**Problem to solve**. Copy down every line where the string "Ritka" shows up.

**Dataset entries**.

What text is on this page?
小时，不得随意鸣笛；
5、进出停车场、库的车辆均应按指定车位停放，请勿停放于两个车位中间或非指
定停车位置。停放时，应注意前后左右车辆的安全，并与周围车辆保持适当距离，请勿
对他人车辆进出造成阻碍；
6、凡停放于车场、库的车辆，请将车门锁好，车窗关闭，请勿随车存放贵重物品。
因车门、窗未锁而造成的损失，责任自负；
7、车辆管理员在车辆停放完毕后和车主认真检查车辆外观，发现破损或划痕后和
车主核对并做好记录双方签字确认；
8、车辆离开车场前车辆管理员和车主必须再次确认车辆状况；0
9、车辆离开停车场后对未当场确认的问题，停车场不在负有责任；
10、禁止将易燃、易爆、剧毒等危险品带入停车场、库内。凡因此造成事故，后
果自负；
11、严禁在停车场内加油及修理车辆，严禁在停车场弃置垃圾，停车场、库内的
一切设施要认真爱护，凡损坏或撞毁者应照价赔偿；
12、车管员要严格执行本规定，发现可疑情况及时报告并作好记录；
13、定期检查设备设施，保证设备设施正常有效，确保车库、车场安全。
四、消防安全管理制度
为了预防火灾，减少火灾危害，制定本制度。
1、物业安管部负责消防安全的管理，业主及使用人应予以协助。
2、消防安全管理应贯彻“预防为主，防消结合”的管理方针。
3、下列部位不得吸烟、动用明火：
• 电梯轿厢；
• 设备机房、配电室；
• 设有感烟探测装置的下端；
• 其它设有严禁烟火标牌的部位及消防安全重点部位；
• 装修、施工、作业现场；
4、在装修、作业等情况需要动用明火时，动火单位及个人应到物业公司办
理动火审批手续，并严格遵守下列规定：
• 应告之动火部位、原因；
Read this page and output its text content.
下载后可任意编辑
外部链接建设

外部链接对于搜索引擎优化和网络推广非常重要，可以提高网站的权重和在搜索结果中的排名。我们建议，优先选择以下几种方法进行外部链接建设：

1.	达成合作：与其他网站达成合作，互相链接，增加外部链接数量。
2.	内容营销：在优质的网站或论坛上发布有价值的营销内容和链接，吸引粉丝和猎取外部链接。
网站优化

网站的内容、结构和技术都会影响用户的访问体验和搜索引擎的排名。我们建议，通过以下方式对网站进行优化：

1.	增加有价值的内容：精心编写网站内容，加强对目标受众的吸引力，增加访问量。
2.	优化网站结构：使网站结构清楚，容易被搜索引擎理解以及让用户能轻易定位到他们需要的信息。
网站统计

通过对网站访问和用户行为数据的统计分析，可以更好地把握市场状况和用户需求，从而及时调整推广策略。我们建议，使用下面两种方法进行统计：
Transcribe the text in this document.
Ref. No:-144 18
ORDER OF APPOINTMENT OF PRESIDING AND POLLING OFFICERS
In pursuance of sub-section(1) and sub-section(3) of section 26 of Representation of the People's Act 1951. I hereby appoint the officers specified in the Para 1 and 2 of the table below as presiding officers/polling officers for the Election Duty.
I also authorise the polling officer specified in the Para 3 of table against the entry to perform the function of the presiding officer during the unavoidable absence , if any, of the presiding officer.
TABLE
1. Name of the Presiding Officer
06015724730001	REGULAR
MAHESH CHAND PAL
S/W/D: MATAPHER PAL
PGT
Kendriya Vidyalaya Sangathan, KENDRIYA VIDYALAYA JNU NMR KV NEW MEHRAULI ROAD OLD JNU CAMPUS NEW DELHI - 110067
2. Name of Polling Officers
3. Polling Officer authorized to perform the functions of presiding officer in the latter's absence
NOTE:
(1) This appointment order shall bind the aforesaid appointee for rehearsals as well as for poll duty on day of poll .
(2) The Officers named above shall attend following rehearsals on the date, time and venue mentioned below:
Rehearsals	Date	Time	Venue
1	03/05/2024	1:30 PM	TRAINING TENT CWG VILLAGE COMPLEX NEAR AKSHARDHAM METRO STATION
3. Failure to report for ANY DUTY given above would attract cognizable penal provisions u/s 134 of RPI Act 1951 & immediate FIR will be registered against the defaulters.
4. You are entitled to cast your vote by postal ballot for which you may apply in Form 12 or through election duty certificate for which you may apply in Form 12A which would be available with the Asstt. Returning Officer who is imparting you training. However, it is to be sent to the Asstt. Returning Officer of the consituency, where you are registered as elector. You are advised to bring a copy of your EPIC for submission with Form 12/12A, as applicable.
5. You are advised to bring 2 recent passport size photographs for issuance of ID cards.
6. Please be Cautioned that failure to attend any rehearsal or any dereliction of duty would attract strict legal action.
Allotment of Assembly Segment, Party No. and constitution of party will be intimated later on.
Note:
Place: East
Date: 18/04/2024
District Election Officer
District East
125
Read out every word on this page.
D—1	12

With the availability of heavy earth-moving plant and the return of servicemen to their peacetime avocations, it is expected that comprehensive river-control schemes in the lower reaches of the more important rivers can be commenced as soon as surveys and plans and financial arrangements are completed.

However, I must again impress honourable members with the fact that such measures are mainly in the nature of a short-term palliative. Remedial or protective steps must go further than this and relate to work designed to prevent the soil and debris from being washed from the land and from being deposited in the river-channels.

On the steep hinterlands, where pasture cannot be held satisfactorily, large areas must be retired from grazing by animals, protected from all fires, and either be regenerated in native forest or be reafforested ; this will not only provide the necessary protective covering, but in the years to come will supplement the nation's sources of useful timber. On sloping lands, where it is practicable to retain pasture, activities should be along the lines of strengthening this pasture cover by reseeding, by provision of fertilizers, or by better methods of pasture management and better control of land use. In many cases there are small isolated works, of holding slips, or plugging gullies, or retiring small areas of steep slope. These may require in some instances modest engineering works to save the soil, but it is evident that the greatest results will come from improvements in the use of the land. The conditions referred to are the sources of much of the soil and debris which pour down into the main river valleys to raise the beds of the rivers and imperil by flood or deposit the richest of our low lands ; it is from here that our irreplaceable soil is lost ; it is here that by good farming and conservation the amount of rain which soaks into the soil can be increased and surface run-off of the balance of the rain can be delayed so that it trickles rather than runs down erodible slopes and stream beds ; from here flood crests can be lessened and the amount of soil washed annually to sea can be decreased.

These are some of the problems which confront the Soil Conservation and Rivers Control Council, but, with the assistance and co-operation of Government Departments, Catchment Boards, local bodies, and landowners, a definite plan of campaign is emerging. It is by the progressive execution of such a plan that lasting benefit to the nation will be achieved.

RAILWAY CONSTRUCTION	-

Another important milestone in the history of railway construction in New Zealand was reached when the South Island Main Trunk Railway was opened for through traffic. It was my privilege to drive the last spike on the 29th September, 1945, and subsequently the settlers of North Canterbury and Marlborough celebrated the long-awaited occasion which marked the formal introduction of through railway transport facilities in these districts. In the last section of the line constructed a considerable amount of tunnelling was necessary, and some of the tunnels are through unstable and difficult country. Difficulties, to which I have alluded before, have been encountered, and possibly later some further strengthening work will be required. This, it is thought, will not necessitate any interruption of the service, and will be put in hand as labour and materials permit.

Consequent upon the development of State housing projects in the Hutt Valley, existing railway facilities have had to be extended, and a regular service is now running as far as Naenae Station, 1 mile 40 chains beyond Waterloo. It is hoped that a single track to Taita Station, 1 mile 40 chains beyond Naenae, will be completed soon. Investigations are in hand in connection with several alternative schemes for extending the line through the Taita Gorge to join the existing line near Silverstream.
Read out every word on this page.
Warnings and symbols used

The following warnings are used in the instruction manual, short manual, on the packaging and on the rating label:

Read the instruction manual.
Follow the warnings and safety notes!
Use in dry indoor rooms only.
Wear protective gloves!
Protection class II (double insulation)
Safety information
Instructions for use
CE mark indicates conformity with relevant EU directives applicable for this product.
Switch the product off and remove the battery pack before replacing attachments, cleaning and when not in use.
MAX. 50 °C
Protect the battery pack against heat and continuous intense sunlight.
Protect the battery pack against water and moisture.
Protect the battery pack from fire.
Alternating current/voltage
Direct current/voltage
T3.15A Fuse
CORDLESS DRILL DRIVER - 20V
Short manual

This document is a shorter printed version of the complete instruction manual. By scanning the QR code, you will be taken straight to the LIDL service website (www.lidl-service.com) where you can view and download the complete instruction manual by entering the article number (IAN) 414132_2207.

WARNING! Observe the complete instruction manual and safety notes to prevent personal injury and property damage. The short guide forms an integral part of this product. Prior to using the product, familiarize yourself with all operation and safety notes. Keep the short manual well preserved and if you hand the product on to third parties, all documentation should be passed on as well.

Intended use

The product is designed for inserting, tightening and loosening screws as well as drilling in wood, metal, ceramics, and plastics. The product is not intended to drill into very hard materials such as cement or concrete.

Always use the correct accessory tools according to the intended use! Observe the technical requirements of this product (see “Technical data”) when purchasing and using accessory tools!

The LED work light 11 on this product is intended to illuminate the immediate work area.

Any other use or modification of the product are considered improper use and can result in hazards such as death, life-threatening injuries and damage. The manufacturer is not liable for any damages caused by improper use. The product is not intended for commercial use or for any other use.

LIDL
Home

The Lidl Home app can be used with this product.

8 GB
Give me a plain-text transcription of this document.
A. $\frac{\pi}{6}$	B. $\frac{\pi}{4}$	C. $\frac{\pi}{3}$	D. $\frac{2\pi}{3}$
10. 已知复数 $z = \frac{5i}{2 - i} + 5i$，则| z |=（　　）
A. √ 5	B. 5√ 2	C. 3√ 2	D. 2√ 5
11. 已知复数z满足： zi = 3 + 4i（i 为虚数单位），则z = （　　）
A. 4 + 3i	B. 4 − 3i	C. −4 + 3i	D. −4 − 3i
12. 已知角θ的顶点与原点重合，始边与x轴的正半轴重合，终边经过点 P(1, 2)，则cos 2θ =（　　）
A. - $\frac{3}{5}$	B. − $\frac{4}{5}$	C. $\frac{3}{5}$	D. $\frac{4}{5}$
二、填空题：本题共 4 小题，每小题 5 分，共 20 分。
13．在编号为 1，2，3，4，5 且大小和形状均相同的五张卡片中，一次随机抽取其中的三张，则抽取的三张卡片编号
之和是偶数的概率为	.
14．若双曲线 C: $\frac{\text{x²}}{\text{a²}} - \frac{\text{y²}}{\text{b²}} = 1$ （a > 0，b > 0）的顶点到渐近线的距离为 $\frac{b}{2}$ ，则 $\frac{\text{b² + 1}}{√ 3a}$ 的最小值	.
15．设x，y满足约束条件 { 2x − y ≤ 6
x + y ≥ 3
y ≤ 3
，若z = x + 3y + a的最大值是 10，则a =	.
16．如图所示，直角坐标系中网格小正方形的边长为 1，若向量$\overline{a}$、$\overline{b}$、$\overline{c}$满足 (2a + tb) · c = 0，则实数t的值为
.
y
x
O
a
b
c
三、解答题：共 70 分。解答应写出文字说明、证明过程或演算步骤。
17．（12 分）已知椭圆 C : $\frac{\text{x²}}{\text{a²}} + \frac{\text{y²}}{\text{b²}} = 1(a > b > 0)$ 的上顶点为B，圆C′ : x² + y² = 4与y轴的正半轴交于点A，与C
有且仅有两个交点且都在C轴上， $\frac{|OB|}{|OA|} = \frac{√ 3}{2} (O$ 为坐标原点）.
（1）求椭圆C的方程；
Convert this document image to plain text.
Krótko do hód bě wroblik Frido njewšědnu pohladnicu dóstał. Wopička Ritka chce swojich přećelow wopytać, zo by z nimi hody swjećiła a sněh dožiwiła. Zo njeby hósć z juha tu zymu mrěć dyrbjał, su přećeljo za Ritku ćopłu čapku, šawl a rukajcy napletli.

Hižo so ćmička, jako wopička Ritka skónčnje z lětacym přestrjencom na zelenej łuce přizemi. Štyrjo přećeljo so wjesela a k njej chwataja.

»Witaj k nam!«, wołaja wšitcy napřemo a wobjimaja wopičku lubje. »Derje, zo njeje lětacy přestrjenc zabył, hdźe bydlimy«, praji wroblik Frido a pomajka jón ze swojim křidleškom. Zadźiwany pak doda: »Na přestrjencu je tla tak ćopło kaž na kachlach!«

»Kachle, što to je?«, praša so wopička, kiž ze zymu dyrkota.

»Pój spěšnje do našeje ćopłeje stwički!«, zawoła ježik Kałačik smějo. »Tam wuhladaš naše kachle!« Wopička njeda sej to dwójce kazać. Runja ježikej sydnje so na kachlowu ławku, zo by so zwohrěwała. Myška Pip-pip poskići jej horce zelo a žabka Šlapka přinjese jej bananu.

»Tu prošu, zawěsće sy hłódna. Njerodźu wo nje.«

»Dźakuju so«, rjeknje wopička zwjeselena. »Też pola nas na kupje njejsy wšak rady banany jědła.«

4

**Result for this task**.
Krótko do hód bě wroblik Frido njewšědnu pohladnicu dóstał. Wopička Ritka chce swojich přećelow wopytać, zo by z nimi hody swjećiła a sněh dožiwiła. Zo njeby hósć z juha tu zymu mrěć dyrbjał, su přećeljo za Ritku ćopłu čapku, šawl a rukajcy napletli.
Hižo so ćmička, jako wopička Ritka skónčnje z lětacym přestrjencom na zelenej łuce přizemi. Štyrjo přećeljo so wjesela a k njej chwataja.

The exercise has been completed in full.